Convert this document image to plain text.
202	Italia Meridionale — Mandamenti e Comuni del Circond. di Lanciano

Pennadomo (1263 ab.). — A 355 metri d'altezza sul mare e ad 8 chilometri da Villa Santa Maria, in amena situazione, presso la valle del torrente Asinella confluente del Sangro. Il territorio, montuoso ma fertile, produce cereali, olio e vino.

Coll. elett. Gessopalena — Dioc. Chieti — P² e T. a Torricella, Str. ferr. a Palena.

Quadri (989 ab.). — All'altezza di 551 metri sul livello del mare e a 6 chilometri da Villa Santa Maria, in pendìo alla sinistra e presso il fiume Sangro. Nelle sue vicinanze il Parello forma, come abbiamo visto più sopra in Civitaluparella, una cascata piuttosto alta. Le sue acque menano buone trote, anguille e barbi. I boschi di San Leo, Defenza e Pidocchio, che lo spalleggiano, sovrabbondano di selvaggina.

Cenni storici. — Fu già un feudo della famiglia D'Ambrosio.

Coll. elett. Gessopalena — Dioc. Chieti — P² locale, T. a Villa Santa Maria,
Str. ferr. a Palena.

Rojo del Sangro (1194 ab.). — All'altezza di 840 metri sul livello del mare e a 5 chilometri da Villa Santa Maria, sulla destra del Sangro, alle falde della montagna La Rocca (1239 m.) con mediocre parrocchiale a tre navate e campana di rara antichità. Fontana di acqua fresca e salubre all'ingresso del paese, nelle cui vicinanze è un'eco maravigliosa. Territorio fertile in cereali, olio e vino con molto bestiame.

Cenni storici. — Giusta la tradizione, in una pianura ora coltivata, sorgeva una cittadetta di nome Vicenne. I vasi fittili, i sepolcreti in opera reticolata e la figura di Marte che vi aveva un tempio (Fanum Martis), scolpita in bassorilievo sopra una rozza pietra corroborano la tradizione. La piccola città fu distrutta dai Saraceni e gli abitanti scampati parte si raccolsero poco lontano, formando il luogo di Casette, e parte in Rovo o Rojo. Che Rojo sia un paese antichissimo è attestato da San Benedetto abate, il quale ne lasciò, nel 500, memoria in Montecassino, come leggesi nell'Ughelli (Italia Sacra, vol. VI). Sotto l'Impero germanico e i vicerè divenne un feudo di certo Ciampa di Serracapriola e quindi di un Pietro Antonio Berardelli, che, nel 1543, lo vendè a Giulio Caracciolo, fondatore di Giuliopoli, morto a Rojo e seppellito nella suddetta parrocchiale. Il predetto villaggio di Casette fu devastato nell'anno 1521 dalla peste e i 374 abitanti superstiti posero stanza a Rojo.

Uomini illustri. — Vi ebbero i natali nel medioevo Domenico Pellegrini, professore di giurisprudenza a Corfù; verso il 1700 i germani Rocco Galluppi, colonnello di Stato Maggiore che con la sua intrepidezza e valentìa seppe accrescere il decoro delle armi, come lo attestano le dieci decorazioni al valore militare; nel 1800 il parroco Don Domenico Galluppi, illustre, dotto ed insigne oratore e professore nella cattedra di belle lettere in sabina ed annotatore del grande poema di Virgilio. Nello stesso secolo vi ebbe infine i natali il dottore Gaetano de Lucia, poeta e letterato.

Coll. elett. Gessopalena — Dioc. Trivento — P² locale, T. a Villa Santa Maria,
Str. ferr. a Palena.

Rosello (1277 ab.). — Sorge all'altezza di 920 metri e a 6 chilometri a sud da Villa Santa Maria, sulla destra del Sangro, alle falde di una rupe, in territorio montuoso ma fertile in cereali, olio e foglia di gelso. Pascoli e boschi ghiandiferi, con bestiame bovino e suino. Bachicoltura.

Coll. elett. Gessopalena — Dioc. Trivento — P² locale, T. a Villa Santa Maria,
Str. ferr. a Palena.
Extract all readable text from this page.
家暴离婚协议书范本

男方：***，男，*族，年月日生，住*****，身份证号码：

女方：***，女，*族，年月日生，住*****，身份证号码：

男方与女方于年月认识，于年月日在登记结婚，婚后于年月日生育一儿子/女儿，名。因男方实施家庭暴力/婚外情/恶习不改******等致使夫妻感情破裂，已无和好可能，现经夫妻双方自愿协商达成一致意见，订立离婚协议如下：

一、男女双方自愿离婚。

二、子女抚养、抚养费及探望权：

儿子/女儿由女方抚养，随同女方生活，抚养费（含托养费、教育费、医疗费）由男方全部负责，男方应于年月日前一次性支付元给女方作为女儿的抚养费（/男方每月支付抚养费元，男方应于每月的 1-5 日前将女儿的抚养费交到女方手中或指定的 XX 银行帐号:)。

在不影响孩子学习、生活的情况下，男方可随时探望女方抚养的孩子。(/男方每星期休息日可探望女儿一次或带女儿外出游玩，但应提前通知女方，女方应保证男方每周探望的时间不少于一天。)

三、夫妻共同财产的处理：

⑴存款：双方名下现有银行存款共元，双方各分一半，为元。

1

WHAT THE TASK ASKS: Each line of the listing above should be output exactly.

TASK RESPONSE:
Convert this document image to plain text.
202	Italia Meridionale — Mandamenti e Comuni del Circond. di Lanciano

Pennadomo (1263 ab.). — A 355 metri d'altezza sul mare e ad 8 chilometri da Villa Santa Maria, in amena situazione, presso la valle del torrente Asinella confluente del Sangro. Il territorio, montuoso ma fertile, produce cereali, olio e vino.

Coll. elett. Gessopalena — Dioc. Chieti — P² e T. a Torricella, Str. ferr. a Palena.

Quadri (989 ab.). — All'altezza di 551 metri sul livello del mare e a 6 chilometri da Villa Santa Maria, in pendìo alla sinistra e presso il fiume Sangro. Nelle sue vicinanze il Parello forma, come abbiamo visto più sopra in Civitaluparella, una cascata piuttosto alta. Le sue acque menano buone trote, anguille e barbi. I boschi di San Leo, Defenza e Pidocchio, che lo spalleggiano, sovrabbondano di selvaggina.

Cenni storici. — Fu già un feudo della famiglia D'Ambrosio.

Coll. elett. Gessopalena — Dioc. Chieti — P² locale, T. a Villa Santa Maria,
Str. ferr. a Palena.

Rojo del Sangro (1194 ab.). — All'altezza di 840 metri sul livello del mare e a 5 chilometri da Villa Santa Maria, sulla destra del Sangro, alle falde della montagna La Rocca (1239 m.) con mediocre parrocchiale a tre navate e campana di rara antichità. Fontana di acqua fresca e salubre all'ingresso del paese, nelle cui vicinanze è un'eco maravigliosa. Territorio fertile in cereali, olio e vino con molto bestiame.

Cenni storici. — Giusta la tradizione, in una pianura ora coltivata, sorgeva una cittadetta di nome Vicenne. I vasi fittili, i sepolcreti in opera reticolata e la figura di Marte che vi aveva un tempio (Fanum Martis), scolpita in bassorilievo sopra una rozza pietra corroborano la tradizione. La piccola città fu distrutta dai Saraceni e gli abitanti scampati parte si raccolsero poco lontano, formando il luogo di Casette, e parte in Rovo o Rojo. Che Rojo sia un paese antichissimo è attestato da San Benedetto abate, il quale ne lasciò, nel 500, memoria in Montecassino, come leggesi nell'Ughelli (Italia Sacra, vol. VI). Sotto l'Impero germanico e i vicerè divenne un feudo di certo Ciampa di Serracapriola e quindi di un Pietro Antonio Berardelli, che, nel 1543, lo vendè a Giulio Caracciolo, fondatore di Giuliopoli, morto a Rojo e seppellito nella suddetta parrocchiale. Il predetto villaggio di Casette fu devastato nell'anno 1521 dalla peste e i 374 abitanti superstiti posero stanza a Rojo.

Uomini illustri. — Vi ebbero i natali nel medioevo Domenico Pellegrini, professore di giurisprudenza a Corfù; verso il 1700 i germani Rocco Galluppi, colonnello di Stato Maggiore che con la sua intrepidezza e valentìa seppe accrescere il decoro delle armi, come lo attestano le dieci decorazioni al valore militare; nel 1800 il parroco Don Domenico Galluppi, illustre, dotto ed insigne oratore e professore nella cattedra di belle lettere in sabina ed annotatore del grande poema di Virgilio. Nello stesso secolo vi ebbe infine i natali il dottore Gaetano de Lucia, poeta e letterato.

Coll. elett. Gessopalena — Dioc. Trivento — P² locale, T. a Villa Santa Maria,
Str. ferr. a Palena.

Rosello (1277 ab.). — Sorge all'altezza di 920 metri e a 6 chilometri a sud da Villa Santa Maria, sulla destra del Sangro, alle falde di una rupe, in territorio montuoso ma fertile in cereali, olio e foglia di gelso. Pascoli e boschi ghiandiferi, con bestiame bovino e suino. Bachicoltura.

Coll. elett. Gessopalena — Dioc. Trivento — P² locale, T. a Villa Santa Maria,
Str. ferr. a Palena.
Extract all readable text from this page.
家暴离婚协议书范本

男方：***，男，*族，年月日生，住*****，身份证号码：

女方：***，女，*族，年月日生，住*****，身份证号码：

男方与女方于年月认识，于年月日在登记结婚，婚后于年月日生育一儿子/女儿，名。因男方实施家庭暴力/婚外情/恶习不改******等致使夫妻感情破裂，已无和好可能，现经夫妻双方自愿协商达成一致意见，订立离婚协议如下：

一、男女双方自愿离婚。

二、子女抚养、抚养费及探望权：

儿子/女儿由女方抚养，随同女方生活，抚养费（含托养费、教育费、医疗费）由男方全部负责，男方应于年月日前一次性支付元给女方作为女儿的抚养费（/男方每月支付抚养费元，男方应于每月的 1-5 日前将女儿的抚养费交到女方手中或指定的 XX 银行帐号:)。

在不影响孩子学习、生活的情况下，男方可随时探望女方抚养的孩子。(/男方每星期休息日可探望女儿一次或带女儿外出游玩，但应提前通知女方，女方应保证男方每周探望的时间不少于一天。)

三、夫妻共同财产的处理：

⑴存款：双方名下现有银行存款共元，双方各分一半，为元。

1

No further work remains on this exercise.